DATASET RECORDS
++++++++

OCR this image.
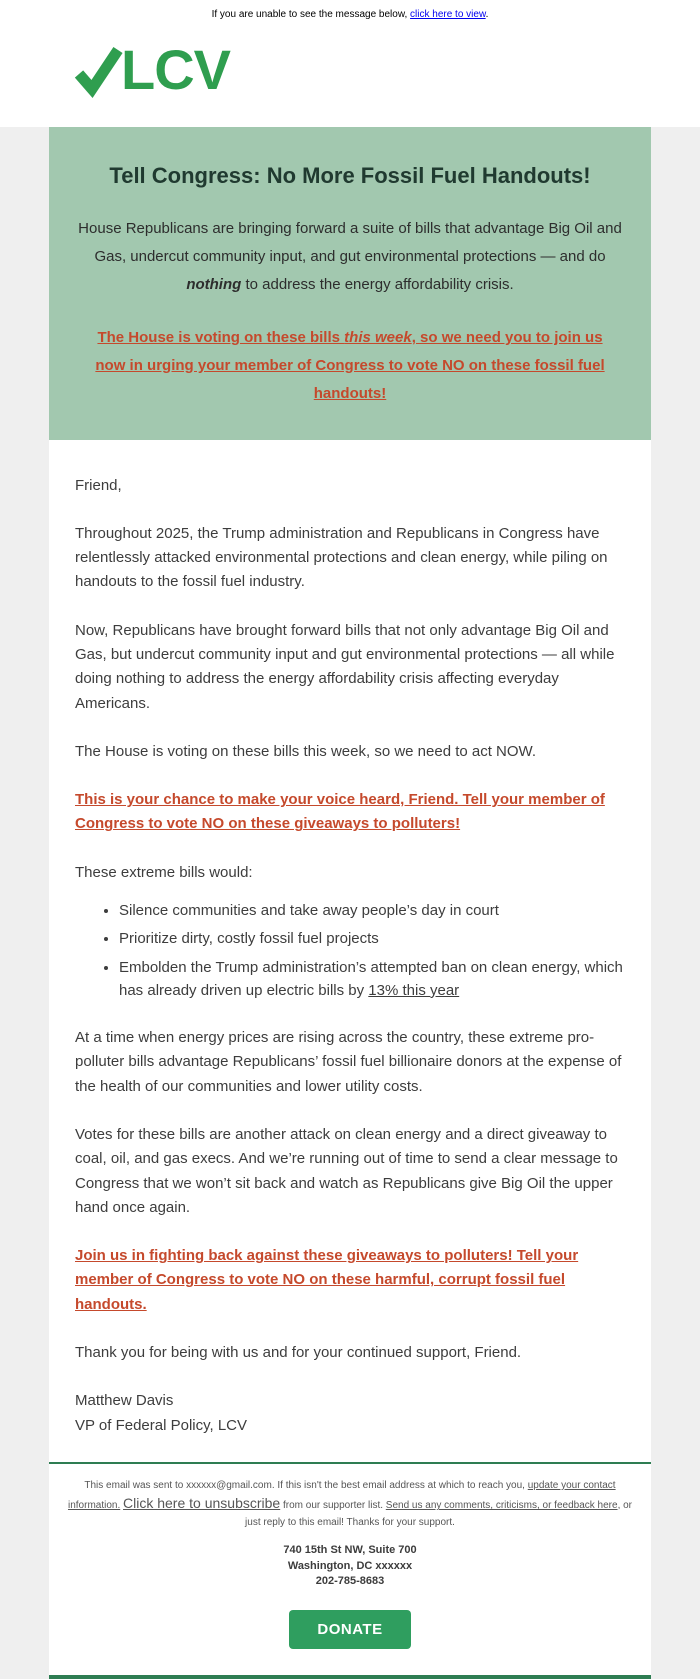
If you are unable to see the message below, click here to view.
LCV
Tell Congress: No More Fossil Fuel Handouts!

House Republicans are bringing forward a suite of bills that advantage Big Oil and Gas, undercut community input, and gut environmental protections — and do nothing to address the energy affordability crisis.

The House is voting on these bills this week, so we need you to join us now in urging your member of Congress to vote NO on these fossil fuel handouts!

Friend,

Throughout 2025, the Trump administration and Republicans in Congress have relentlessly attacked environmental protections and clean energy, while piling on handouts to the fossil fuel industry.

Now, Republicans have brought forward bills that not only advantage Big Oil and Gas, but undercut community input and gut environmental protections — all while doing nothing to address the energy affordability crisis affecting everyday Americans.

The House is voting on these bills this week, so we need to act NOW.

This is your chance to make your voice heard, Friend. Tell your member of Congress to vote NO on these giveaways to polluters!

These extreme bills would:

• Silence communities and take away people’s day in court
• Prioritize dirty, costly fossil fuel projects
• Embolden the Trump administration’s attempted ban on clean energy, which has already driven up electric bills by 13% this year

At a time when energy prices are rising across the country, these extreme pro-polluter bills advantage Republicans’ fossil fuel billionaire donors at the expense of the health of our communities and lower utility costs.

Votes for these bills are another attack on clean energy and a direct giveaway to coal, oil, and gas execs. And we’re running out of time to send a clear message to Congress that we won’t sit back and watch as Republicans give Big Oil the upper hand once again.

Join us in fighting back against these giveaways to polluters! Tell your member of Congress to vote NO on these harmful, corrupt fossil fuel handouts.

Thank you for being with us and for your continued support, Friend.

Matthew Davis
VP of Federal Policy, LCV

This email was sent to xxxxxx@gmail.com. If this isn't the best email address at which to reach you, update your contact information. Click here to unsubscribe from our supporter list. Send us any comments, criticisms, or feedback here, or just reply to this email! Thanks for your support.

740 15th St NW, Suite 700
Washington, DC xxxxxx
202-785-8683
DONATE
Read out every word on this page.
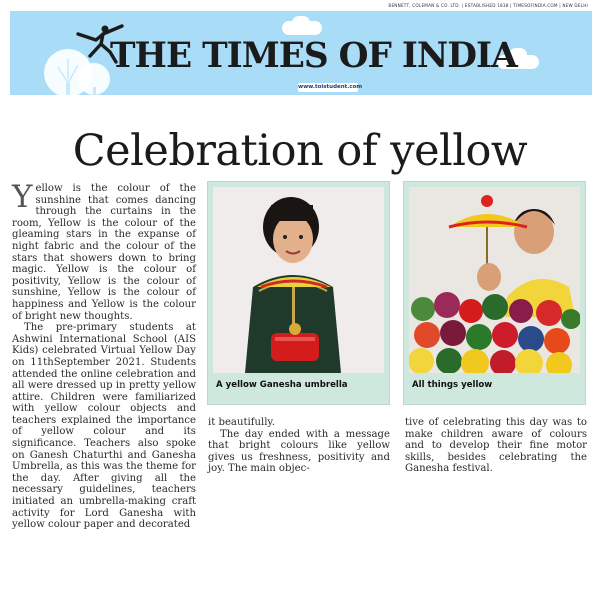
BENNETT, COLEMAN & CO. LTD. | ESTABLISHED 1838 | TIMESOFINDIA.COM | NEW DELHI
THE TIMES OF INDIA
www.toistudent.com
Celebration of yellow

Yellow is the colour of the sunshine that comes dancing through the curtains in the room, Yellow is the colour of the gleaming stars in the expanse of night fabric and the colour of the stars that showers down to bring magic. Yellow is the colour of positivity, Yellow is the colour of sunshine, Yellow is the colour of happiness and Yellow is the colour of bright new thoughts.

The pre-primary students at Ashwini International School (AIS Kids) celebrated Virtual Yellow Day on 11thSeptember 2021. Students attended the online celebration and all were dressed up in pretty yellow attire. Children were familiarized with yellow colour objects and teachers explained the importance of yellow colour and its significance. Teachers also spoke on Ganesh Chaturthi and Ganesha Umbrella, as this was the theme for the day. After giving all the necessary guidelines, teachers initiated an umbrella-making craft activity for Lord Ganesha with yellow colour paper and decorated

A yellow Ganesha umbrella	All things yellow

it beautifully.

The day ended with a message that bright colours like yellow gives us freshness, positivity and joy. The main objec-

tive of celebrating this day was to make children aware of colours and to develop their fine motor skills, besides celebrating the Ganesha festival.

++++++++

Copy out each line of the listing that holds "polluters".

This is your chance to make your voice heard, Friend. Tell your member of Congress to vote NO on these giveaways to polluters!
Join us in fighting back against these giveaways to polluters! Tell your member of Congress to vote NO on these harmful, corrupt fossil fuel handouts.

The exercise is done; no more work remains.